__Exercise instructions__
Output the full listing below exactly, without the pictures.

[Saved entries]
»»

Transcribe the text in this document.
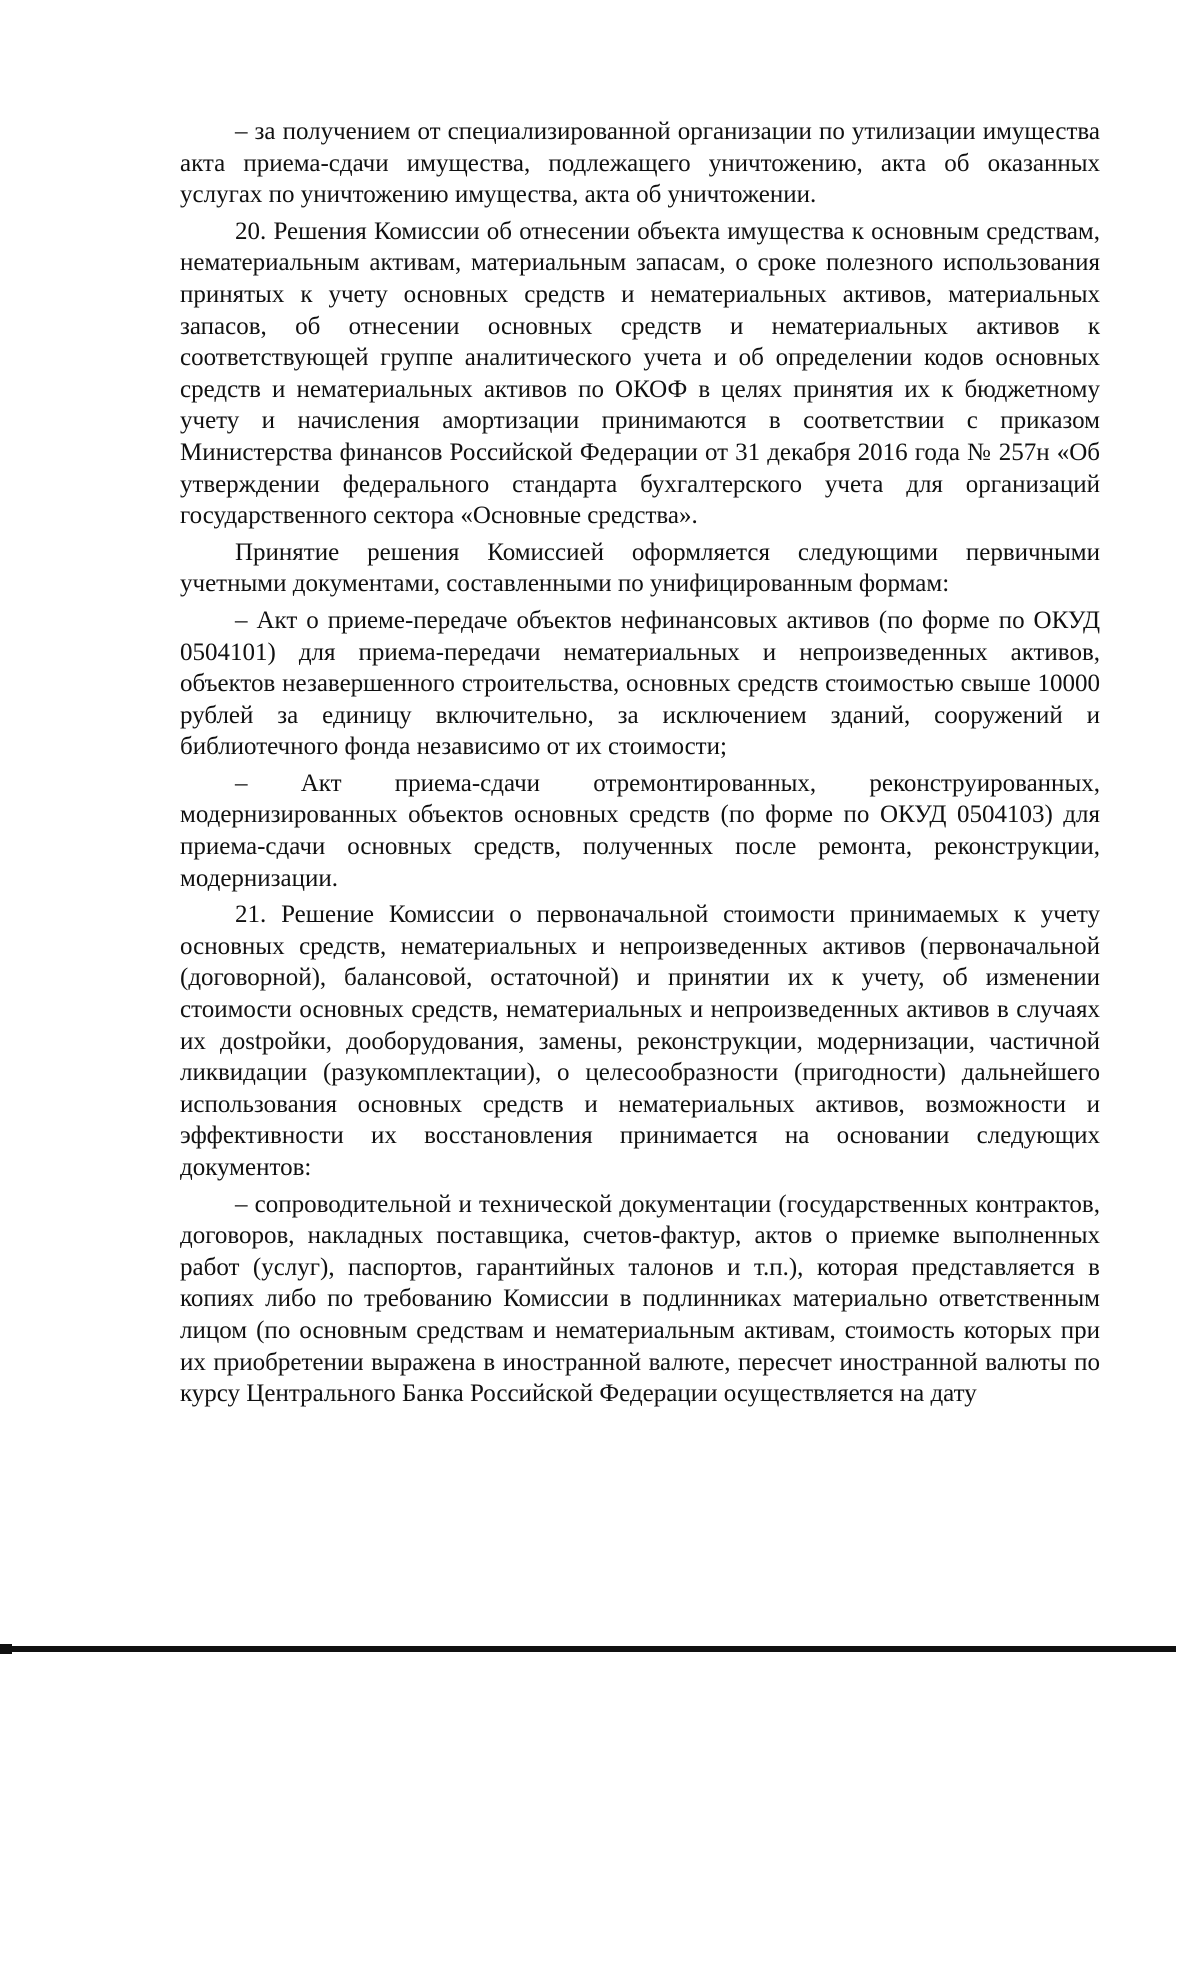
– за получением от специализированной организации по утилизации имущества акта приема-сдачи имущества, подлежащего уничтожению, акта об оказанных услугах по уничтожению имущества, акта об уничтожении.

20. Решения Комиссии об отнесении объекта имущества к основным средствам, нематериальным активам, материальным запасам, о сроке полезного использования принятых к учету основных средств и нематериальных активов, материальных запасов, об отнесении основных средств и нематериальных активов к соответствующей группе аналитического учета и об определении кодов основных средств и нематериальных активов по ОКОФ в целях принятия их к бюджетному учету и начисления амортизации принимаются в соответствии с приказом Министерства финансов Российской Федерации от 31 декабря 2016 года № 257н «Об утверждении федерального стандарта бухгалтерского учета для организаций государственного сектора «Основные средства».

Принятие решения Комиссией оформляется следующими первичными учетными документами, составленными по унифицированным формам:

– Акт о приеме-передаче объектов нефинансовых активов (по форме по ОКУД 0504101) для приема-передачи нематериальных и непроизведенных активов, объектов незавершенного строительства, основных средств стоимостью свыше 10000 рублей за единицу включительно, за исключением зданий, сооружений и библиотечного фонда независимо от их стоимости;

– Акт приема-сдачи отремонтированных, реконструированных, модернизированных объектов основных средств (по форме по ОКУД 0504103) для приема-сдачи основных средств, полученных после ремонта, реконструкции, модернизации.

21. Решение Комиссии о первоначальной стоимости принимаемых к учету основных средств, нематериальных и непроизведенных активов (первоначальной (договорной), балансовой, остаточной) и принятии их к учету, об изменении стоимости основных средств, нематериальных и непроизведенных активов в случаях их дostройки, дооборудования, замены, реконструкции, модернизации, частичной ликвидации (разукомплектации), о целесообразности (пригодности) дальнейшего использования основных средств и нематериальных активов, возможности и эффективности их восстановления принимается на основании следующих документов:

– сопроводительной и технической документации (государственных контрактов, договоров, накладных поставщика, счетов-фактур, актов о приемке выполненных работ (услуг), паспортов, гарантийных талонов и т.п.), которая представляется в копиях либо по требованию Комиссии в подлинниках материально ответственным лицом (по основным средствам и нематериальным активам, стоимость которых при их приобретении выражена в иностранной валюте, пересчет иностранной валюты по курсу Центрального Банка Российской Федерации осуществляется на дату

««

__Finished answer__
Transcribe the text in this document.
– за получением от специализированной организации по утилизации имущества акта приема-сдачи имущества, подлежащего уничтожению, акта об оказанных услугах по уничтожению имущества, акта об уничтожении.

20. Решения Комиссии об отнесении объекта имущества к основным средствам, нематериальным активам, материальным запасам, о сроке полезного использования принятых к учету основных средств и нематериальных активов, материальных запасов, об отнесении основных средств и нематериальных активов к соответствующей группе аналитического учета и об определении кодов основных средств и нематериальных активов по ОКОФ в целях принятия их к бюджетному учету и начисления амортизации принимаются в соответствии с приказом Министерства финансов Российской Федерации от 31 декабря 2016 года № 257н «Об утверждении федерального стандарта бухгалтерского учета для организаций государственного сектора «Основные средства».

Принятие решения Комиссией оформляется следующими первичными учетными документами, составленными по унифицированным формам:

– Акт о приеме-передаче объектов нефинансовых активов (по форме по ОКУД 0504101) для приема-передачи нематериальных и непроизведенных активов, объектов незавершенного строительства, основных средств стоимостью свыше 10000 рублей за единицу включительно, за исключением зданий, сооружений и библиотечного фонда независимо от их стоимости;

– Акт приема-сдачи отремонтированных, реконструированных, модернизированных объектов основных средств (по форме по ОКУД 0504103) для приема-сдачи основных средств, полученных после ремонта, реконструкции, модернизации.

21. Решение Комиссии о первоначальной стоимости принимаемых к учету основных средств, нематериальных и непроизведенных активов (первоначальной (договорной), балансовой, остаточной) и принятии их к учету, об изменении стоимости основных средств, нематериальных и непроизведенных активов в случаях их дostройки, дооборудования, замены, реконструкции, модернизации, частичной ликвидации (разукомплектации), о целесообразности (пригодности) дальнейшего использования основных средств и нематериальных активов, возможности и эффективности их восстановления принимается на основании следующих документов:

– сопроводительной и технической документации (государственных контрактов, договоров, накладных поставщика, счетов-фактур, актов о приемке выполненных работ (услуг), паспортов, гарантийных талонов и т.п.), которая представляется в копиях либо по требованию Комиссии в подлинниках материально ответственным лицом (по основным средствам и нематериальным активам, стоимость которых при их приобретении выражена в иностранной валюте, пересчет иностранной валюты по курсу Центрального Банка Российской Федерации осуществляется на дату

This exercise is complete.